* _Part of a data file_
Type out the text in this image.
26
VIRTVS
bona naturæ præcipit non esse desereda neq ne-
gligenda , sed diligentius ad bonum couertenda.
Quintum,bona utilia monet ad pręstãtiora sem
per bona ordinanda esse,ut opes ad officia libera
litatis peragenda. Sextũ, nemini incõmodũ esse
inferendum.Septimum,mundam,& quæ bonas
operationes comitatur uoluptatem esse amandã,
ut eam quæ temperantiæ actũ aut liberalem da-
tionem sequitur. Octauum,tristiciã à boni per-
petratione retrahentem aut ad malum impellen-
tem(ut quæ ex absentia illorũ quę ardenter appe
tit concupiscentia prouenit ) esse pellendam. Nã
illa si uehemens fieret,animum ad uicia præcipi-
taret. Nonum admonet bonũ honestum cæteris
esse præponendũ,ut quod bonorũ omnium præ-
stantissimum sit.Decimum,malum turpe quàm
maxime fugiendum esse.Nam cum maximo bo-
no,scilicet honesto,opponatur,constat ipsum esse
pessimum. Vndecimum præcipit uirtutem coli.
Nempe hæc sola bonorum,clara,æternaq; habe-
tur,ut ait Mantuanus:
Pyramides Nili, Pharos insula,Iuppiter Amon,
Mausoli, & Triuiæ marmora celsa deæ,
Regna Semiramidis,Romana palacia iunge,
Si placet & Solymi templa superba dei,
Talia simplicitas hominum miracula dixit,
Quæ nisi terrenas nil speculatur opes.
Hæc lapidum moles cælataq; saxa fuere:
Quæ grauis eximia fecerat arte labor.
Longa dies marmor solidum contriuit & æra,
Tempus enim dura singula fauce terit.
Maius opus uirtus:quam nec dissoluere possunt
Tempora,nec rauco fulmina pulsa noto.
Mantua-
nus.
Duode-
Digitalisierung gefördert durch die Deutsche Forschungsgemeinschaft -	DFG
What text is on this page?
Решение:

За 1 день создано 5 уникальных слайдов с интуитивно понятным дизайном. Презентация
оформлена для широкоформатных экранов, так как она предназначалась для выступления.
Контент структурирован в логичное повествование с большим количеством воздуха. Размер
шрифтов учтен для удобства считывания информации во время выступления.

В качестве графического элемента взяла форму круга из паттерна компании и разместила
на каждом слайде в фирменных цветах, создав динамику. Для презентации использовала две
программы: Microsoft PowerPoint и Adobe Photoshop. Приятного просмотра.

* _Written task_
Of all the lines in the entries, how many contain the word "this"? Give only the number.

* _The answer_
2